◆ STATED EXERCISE ◆
Look for the line with "Transcribe this image's" in the entries below, then extract that line and all lines after it exactly, with pictures left out.

Stored items:
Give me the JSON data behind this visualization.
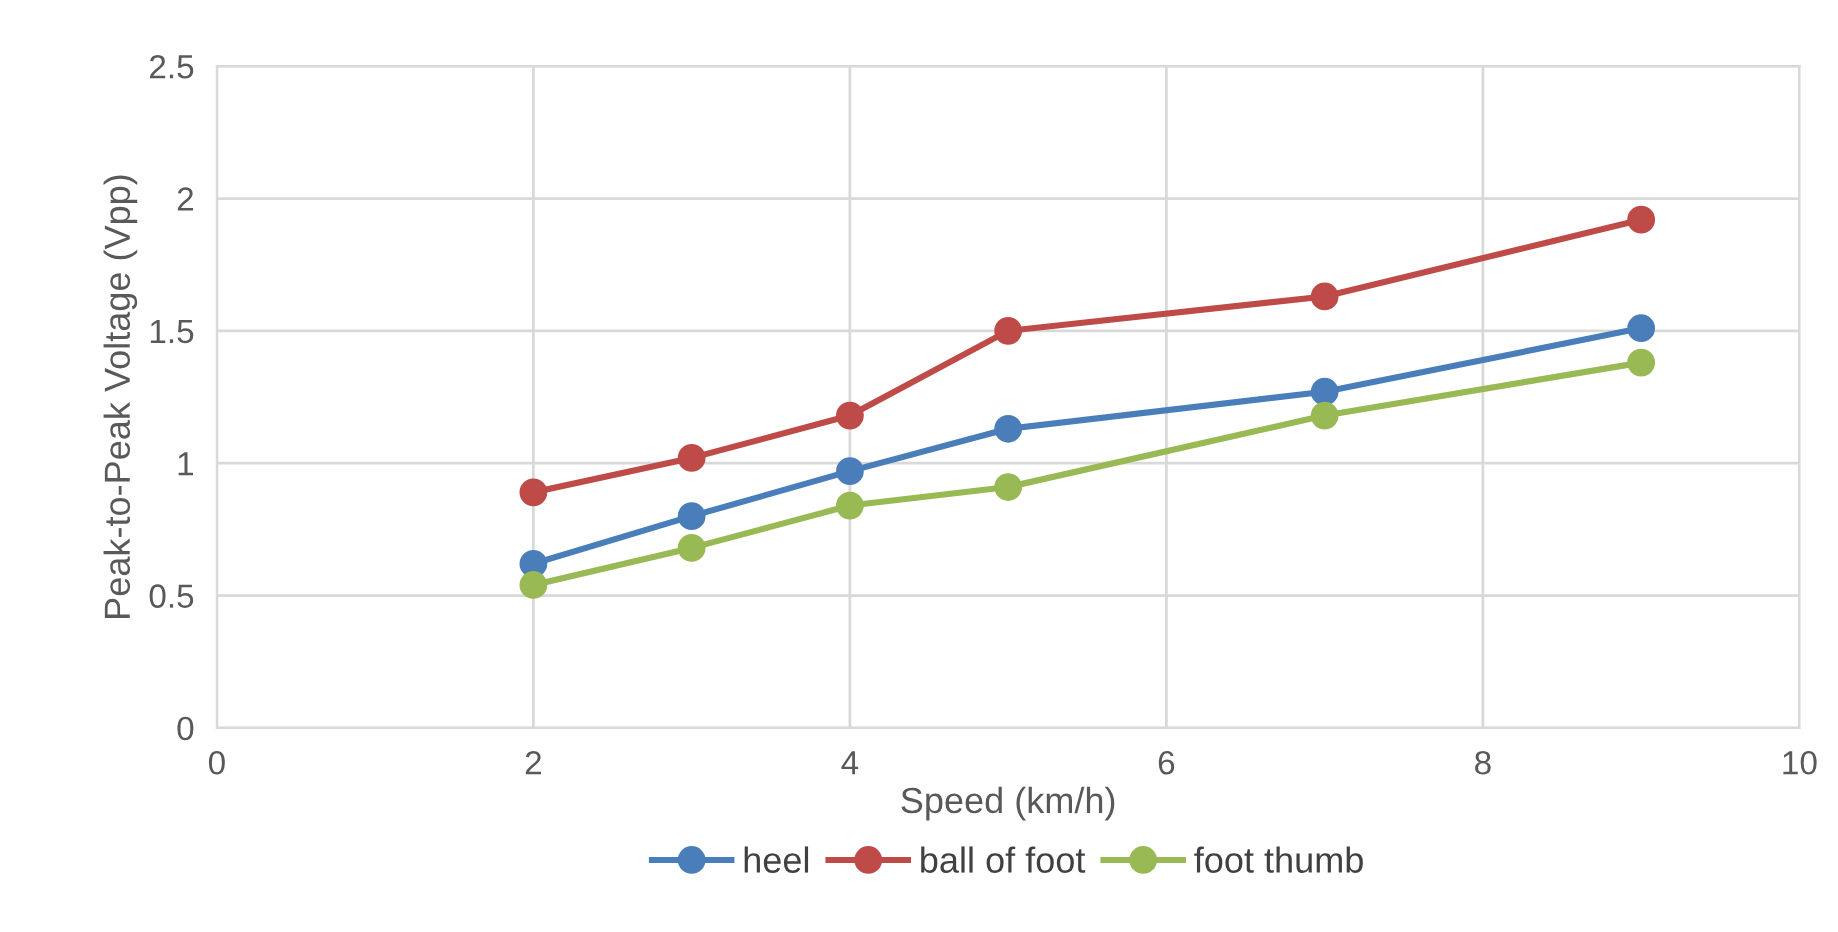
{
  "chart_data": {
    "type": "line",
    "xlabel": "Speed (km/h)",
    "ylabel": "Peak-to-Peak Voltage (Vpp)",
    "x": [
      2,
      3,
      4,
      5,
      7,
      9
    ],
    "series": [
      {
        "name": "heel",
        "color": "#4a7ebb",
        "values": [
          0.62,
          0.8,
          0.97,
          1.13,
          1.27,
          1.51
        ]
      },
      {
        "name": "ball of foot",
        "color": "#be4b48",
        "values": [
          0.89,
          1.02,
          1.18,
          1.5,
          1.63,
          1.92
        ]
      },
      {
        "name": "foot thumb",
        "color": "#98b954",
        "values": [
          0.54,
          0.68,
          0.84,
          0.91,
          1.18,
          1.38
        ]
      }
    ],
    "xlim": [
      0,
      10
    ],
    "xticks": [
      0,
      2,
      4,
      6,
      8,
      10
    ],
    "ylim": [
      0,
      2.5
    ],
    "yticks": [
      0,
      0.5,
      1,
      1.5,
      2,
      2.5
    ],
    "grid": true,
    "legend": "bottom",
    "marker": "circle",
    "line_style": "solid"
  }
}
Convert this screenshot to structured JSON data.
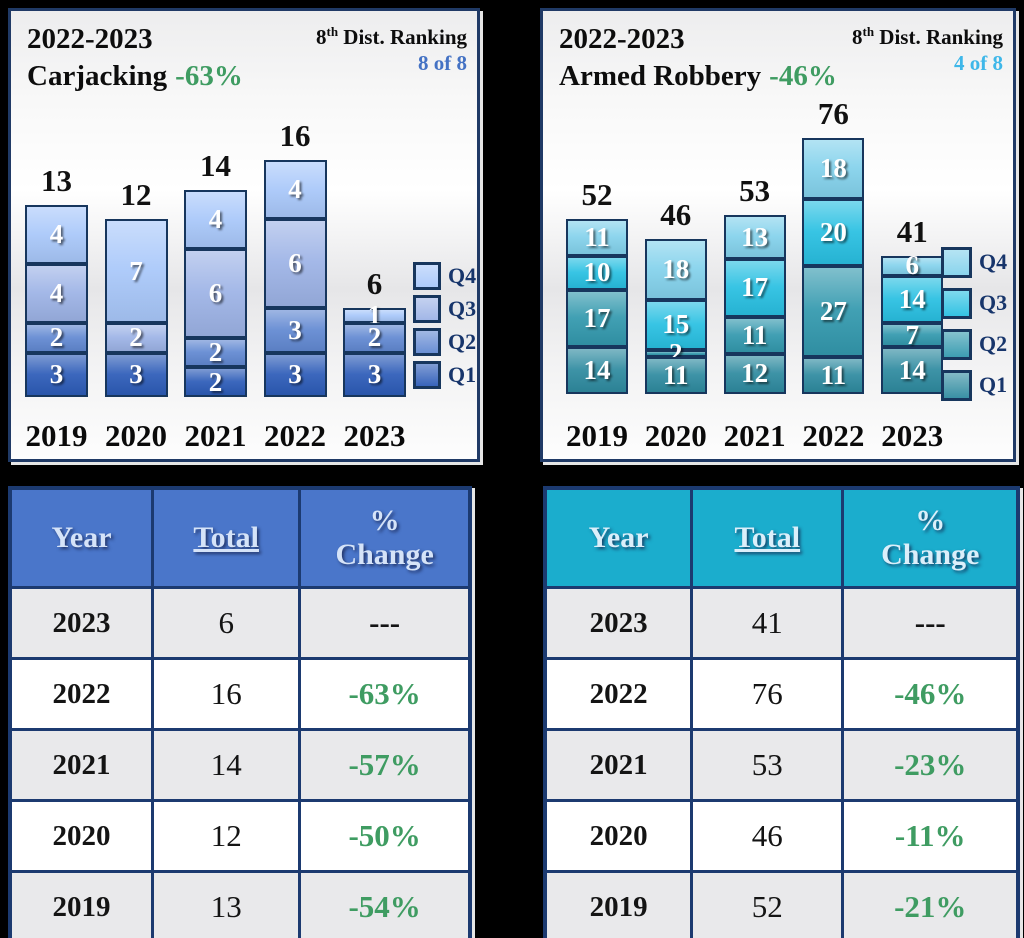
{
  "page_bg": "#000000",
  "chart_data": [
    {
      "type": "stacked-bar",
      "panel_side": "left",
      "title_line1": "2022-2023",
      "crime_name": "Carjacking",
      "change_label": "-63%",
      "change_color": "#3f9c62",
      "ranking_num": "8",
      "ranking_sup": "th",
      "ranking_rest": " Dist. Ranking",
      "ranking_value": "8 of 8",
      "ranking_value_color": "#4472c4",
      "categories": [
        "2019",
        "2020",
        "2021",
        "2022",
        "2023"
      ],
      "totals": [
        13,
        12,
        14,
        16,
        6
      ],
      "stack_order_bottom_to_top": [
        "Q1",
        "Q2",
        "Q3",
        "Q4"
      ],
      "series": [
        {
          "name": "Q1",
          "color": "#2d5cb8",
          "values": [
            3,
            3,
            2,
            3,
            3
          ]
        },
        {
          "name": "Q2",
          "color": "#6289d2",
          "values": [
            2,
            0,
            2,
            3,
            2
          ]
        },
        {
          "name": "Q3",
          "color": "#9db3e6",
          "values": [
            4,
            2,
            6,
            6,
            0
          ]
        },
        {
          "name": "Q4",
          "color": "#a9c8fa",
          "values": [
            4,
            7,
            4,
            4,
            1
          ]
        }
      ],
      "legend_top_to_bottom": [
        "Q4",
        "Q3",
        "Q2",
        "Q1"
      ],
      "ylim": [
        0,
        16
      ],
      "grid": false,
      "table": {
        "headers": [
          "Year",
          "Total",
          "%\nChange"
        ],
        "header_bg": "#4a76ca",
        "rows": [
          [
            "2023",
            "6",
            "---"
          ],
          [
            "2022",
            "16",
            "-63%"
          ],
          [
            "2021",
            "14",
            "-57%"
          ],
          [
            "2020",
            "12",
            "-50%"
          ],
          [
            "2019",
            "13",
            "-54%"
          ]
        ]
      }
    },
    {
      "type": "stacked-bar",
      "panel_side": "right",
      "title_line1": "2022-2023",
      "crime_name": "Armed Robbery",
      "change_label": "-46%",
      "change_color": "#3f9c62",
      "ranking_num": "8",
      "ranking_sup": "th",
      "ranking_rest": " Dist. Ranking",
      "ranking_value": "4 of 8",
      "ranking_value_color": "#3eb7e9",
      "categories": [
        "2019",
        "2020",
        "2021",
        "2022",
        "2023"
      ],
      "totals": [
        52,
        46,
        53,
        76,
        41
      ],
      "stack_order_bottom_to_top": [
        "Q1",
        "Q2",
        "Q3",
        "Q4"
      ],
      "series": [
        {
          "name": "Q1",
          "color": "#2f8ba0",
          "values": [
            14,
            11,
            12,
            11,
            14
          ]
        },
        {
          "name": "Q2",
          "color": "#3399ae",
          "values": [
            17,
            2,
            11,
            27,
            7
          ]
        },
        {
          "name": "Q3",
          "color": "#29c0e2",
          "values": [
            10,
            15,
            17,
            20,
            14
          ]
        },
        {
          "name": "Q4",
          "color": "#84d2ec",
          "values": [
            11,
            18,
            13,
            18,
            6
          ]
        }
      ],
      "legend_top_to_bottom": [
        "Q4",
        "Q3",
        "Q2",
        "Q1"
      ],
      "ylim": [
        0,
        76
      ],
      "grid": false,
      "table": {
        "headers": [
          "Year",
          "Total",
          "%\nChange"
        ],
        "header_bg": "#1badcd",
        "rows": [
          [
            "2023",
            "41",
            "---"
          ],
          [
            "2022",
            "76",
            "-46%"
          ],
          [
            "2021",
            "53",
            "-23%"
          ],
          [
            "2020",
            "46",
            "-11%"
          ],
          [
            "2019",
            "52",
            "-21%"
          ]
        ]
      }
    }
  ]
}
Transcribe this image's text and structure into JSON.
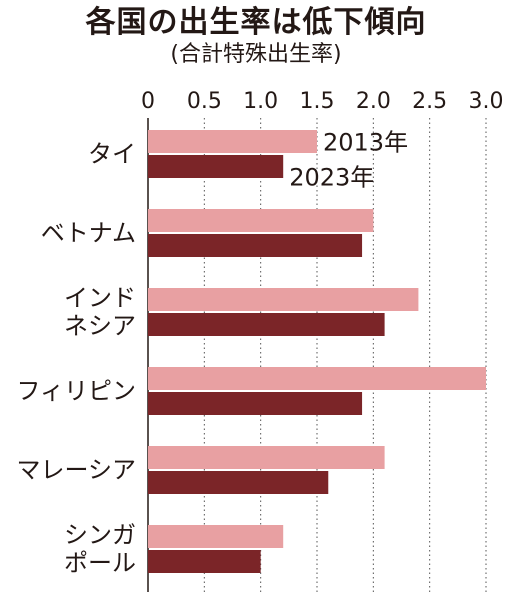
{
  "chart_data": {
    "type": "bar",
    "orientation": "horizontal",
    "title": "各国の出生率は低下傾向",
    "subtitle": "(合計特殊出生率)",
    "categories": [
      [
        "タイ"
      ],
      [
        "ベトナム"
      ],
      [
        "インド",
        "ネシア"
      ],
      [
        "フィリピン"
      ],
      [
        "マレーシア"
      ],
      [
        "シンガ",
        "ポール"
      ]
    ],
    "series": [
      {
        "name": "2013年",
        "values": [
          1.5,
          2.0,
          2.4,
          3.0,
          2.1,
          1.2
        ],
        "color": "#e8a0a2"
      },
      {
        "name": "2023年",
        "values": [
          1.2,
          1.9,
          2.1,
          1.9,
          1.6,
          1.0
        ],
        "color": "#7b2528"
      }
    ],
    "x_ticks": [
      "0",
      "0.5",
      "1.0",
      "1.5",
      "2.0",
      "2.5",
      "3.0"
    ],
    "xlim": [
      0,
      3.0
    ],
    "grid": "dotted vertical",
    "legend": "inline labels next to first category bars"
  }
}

◆ TASK ANSWER ◆
Transcribe this image's text and structure into JSON.
{
  "chart_data": {
    "type": "bar",
    "orientation": "horizontal",
    "title": "各国の出生率は低下傾向",
    "subtitle": "(合計特殊出生率)",
    "categories": [
      [
        "タイ"
      ],
      [
        "ベトナム"
      ],
      [
        "インド",
        "ネシア"
      ],
      [
        "フィリピン"
      ],
      [
        "マレーシア"
      ],
      [
        "シンガ",
        "ポール"
      ]
    ],
    "series": [
      {
        "name": "2013年",
        "values": [
          1.5,
          2.0,
          2.4,
          3.0,
          2.1,
          1.2
        ],
        "color": "#e8a0a2"
      },
      {
        "name": "2023年",
        "values": [
          1.2,
          1.9,
          2.1,
          1.9,
          1.6,
          1.0
        ],
        "color": "#7b2528"
      }
    ],
    "x_ticks": [
      "0",
      "0.5",
      "1.0",
      "1.5",
      "2.0",
      "2.5",
      "3.0"
    ],
    "xlim": [
      0,
      3.0
    ],
    "grid": "dotted vertical",
    "legend": "inline labels next to first category bars"
  }
}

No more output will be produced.